The request: Please copy out all of the records below verbatim, with every line unchanged.

Data for this task:
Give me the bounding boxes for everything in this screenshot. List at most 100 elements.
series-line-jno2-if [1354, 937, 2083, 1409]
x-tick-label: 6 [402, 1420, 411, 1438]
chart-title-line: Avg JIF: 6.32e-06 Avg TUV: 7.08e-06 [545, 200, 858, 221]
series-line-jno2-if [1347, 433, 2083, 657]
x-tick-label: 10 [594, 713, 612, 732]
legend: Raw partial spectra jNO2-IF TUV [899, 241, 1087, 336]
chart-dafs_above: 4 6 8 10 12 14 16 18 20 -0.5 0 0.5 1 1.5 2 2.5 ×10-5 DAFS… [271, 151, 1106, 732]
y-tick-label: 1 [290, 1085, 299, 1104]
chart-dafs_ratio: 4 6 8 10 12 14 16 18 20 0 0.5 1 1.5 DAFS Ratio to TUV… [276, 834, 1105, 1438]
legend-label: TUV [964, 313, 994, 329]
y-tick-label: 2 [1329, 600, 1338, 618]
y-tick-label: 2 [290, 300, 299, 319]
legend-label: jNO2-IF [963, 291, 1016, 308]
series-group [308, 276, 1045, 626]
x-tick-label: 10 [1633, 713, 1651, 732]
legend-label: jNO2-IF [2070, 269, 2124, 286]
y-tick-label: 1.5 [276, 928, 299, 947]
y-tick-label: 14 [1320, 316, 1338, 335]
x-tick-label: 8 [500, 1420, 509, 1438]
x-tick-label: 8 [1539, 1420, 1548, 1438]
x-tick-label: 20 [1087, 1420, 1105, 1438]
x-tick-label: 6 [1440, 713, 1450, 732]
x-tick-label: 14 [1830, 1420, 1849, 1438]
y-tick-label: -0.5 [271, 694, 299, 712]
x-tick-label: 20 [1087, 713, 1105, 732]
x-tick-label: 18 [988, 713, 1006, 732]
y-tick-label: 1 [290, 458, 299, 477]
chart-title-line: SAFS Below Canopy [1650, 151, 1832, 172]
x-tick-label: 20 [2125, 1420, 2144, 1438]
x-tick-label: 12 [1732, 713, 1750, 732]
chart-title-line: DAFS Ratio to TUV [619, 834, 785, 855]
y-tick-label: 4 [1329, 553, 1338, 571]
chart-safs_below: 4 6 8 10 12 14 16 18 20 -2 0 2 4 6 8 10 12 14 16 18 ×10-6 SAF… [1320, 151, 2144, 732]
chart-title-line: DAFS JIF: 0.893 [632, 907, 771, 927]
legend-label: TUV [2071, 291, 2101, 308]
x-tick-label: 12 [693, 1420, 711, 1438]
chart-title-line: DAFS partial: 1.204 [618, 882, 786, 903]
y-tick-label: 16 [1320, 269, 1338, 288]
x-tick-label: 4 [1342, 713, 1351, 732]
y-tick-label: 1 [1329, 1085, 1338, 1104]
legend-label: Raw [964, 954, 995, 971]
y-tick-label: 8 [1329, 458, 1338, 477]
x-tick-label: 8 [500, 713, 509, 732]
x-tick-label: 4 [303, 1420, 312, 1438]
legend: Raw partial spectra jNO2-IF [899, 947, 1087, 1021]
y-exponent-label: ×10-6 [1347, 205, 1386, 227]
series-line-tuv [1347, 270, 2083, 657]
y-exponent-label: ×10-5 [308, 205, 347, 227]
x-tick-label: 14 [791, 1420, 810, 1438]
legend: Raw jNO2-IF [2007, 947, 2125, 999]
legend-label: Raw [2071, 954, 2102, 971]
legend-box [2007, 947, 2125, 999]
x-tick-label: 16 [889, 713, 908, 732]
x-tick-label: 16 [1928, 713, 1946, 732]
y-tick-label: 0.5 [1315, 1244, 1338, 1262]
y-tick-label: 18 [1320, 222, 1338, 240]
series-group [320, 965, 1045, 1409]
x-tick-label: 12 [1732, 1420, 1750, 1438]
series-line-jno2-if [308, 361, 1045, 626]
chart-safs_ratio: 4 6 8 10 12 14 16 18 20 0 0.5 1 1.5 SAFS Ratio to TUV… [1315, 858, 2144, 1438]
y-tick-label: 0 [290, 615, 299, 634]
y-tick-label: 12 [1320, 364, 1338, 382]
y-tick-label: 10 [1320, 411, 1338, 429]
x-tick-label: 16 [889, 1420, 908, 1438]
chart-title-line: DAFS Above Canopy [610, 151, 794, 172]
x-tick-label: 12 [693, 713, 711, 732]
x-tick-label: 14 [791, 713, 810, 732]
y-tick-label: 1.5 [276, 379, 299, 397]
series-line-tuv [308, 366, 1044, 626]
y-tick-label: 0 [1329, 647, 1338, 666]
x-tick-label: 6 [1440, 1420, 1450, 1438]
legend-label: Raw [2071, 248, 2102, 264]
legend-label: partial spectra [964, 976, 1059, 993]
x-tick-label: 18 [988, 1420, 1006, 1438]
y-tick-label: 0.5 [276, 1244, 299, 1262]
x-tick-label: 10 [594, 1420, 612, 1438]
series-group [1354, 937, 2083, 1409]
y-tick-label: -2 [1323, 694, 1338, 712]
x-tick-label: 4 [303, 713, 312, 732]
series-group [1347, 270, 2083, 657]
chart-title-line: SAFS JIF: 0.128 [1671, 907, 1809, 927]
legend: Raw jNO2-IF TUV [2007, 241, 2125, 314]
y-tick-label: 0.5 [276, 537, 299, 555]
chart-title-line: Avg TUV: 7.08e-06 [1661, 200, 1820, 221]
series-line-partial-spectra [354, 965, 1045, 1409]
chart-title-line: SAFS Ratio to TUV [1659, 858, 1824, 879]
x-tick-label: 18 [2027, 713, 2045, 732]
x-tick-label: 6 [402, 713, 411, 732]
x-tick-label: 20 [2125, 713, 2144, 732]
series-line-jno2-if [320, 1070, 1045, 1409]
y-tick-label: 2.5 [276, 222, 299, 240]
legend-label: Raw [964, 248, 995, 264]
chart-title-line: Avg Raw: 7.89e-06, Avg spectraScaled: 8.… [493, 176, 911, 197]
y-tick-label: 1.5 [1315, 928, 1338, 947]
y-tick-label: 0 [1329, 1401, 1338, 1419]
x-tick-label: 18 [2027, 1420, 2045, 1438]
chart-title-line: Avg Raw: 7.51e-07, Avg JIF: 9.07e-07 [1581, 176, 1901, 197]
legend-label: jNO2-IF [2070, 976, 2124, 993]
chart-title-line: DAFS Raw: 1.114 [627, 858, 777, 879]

Written response:
Give me the bounding boxes for everything in this screenshot. List at most 100 elements.
series-line-jno2-if [1354, 937, 2083, 1409]
x-tick-label: 6 [402, 1420, 411, 1438]
chart-title-line: Avg JIF: 6.32e-06 Avg TUV: 7.08e-06 [545, 200, 858, 221]
series-line-jno2-if [1347, 433, 2083, 657]
x-tick-label: 10 [594, 713, 612, 732]
legend: Raw partial spectra jNO2-IF TUV [899, 241, 1087, 336]
chart-dafs_above: 4 6 8 10 12 14 16 18 20 -0.5 0 0.5 1 1.5 2 2.5 ×10-5 DAFS… [271, 151, 1106, 732]
y-tick-label: 1 [290, 1085, 299, 1104]
chart-dafs_ratio: 4 6 8 10 12 14 16 18 20 0 0.5 1 1.5 DAFS Ratio to TUV… [276, 834, 1105, 1438]
legend-label: TUV [964, 313, 994, 329]
y-tick-label: 2 [1329, 600, 1338, 618]
y-tick-label: 2 [290, 300, 299, 319]
legend-label: jNO2-IF [963, 291, 1016, 308]
series-group [308, 276, 1045, 626]
x-tick-label: 10 [1633, 713, 1651, 732]
legend-label: jNO2-IF [2070, 269, 2124, 286]
y-tick-label: 1.5 [276, 928, 299, 947]
y-tick-label: 14 [1320, 316, 1338, 335]
x-tick-label: 8 [500, 1420, 509, 1438]
x-tick-label: 8 [1539, 1420, 1548, 1438]
x-tick-label: 20 [1087, 1420, 1105, 1438]
x-tick-label: 6 [1440, 713, 1450, 732]
x-tick-label: 14 [1830, 1420, 1849, 1438]
y-tick-label: -0.5 [271, 694, 299, 712]
x-tick-label: 20 [1087, 713, 1105, 732]
x-tick-label: 18 [988, 713, 1006, 732]
y-tick-label: 1 [290, 458, 299, 477]
chart-title-line: SAFS Below Canopy [1650, 151, 1832, 172]
x-tick-label: 20 [2125, 1420, 2144, 1438]
x-tick-label: 12 [1732, 713, 1750, 732]
chart-title-line: DAFS Ratio to TUV [619, 834, 785, 855]
y-tick-label: 4 [1329, 553, 1338, 571]
chart-safs_below: 4 6 8 10 12 14 16 18 20 -2 0 2 4 6 8 10 12 14 16 18 ×10-6 SAF… [1320, 151, 2144, 732]
chart-title-line: DAFS JIF: 0.893 [632, 907, 771, 927]
legend-label: TUV [2071, 291, 2101, 308]
x-tick-label: 12 [693, 1420, 711, 1438]
chart-title-line: DAFS partial: 1.204 [618, 882, 786, 903]
y-tick-label: 16 [1320, 269, 1338, 288]
x-tick-label: 4 [1342, 713, 1351, 732]
y-tick-label: 1 [1329, 1085, 1338, 1104]
legend-label: Raw [964, 954, 995, 971]
y-tick-label: 8 [1329, 458, 1338, 477]
x-tick-label: 8 [500, 713, 509, 732]
x-tick-label: 4 [303, 1420, 312, 1438]
legend: Raw partial spectra jNO2-IF [899, 947, 1087, 1021]
y-exponent-label: ×10-6 [1347, 205, 1386, 227]
series-line-tuv [1347, 270, 2083, 657]
y-exponent-label: ×10-5 [308, 205, 347, 227]
x-tick-label: 14 [791, 1420, 810, 1438]
legend: Raw jNO2-IF [2007, 947, 2125, 999]
legend-label: Raw [2071, 954, 2102, 971]
legend-box [2007, 947, 2125, 999]
x-tick-label: 16 [889, 713, 908, 732]
x-tick-label: 16 [1928, 713, 1946, 732]
y-tick-label: 0.5 [1315, 1244, 1338, 1262]
y-tick-label: 18 [1320, 222, 1338, 240]
series-group [320, 965, 1045, 1409]
x-tick-label: 12 [1732, 1420, 1750, 1438]
series-line-jno2-if [308, 361, 1045, 626]
chart-safs_ratio: 4 6 8 10 12 14 16 18 20 0 0.5 1 1.5 SAFS Ratio to TUV… [1315, 858, 2144, 1438]
y-tick-label: 0 [290, 615, 299, 634]
y-tick-label: 12 [1320, 364, 1338, 382]
y-tick-label: 10 [1320, 411, 1338, 429]
x-tick-label: 16 [889, 1420, 908, 1438]
chart-title-line: DAFS Above Canopy [610, 151, 794, 172]
x-tick-label: 12 [693, 713, 711, 732]
x-tick-label: 14 [791, 713, 810, 732]
y-tick-label: 1.5 [276, 379, 299, 397]
series-line-tuv [308, 366, 1044, 626]
y-tick-label: 0 [1329, 647, 1338, 666]
x-tick-label: 6 [1440, 1420, 1450, 1438]
legend-label: Raw [2071, 248, 2102, 264]
legend-label: partial spectra [964, 976, 1059, 993]
x-tick-label: 18 [988, 1420, 1006, 1438]
y-tick-label: 0.5 [276, 1244, 299, 1262]
x-tick-label: 10 [594, 1420, 612, 1438]
series-group [1354, 937, 2083, 1409]
y-tick-label: -2 [1323, 694, 1338, 712]
x-tick-label: 4 [303, 713, 312, 732]
series-group [1347, 270, 2083, 657]
chart-title-line: SAFS JIF: 0.128 [1671, 907, 1809, 927]
legend: Raw jNO2-IF TUV [2007, 241, 2125, 314]
y-tick-label: 0.5 [276, 537, 299, 555]
chart-title-line: Avg TUV: 7.08e-06 [1661, 200, 1820, 221]
series-line-partial-spectra [354, 965, 1045, 1409]
chart-title-line: SAFS Ratio to TUV [1659, 858, 1824, 879]
x-tick-label: 18 [2027, 713, 2045, 732]
x-tick-label: 6 [402, 713, 411, 732]
x-tick-label: 20 [2125, 713, 2144, 732]
series-line-jno2-if [320, 1070, 1045, 1409]
y-tick-label: 2.5 [276, 222, 299, 240]
legend-label: Raw [964, 248, 995, 264]
chart-title-line: Avg Raw: 7.89e-06, Avg spectraScaled: 8.… [493, 176, 911, 197]
y-tick-label: 1.5 [1315, 928, 1338, 947]
y-tick-label: 0 [1329, 1401, 1338, 1419]
x-tick-label: 18 [2027, 1420, 2045, 1438]
chart-title-line: Avg Raw: 7.51e-07, Avg JIF: 9.07e-07 [1581, 176, 1901, 197]
legend-label: jNO2-IF [2070, 976, 2124, 993]
chart-title-line: DAFS Raw: 1.114 [627, 858, 777, 879]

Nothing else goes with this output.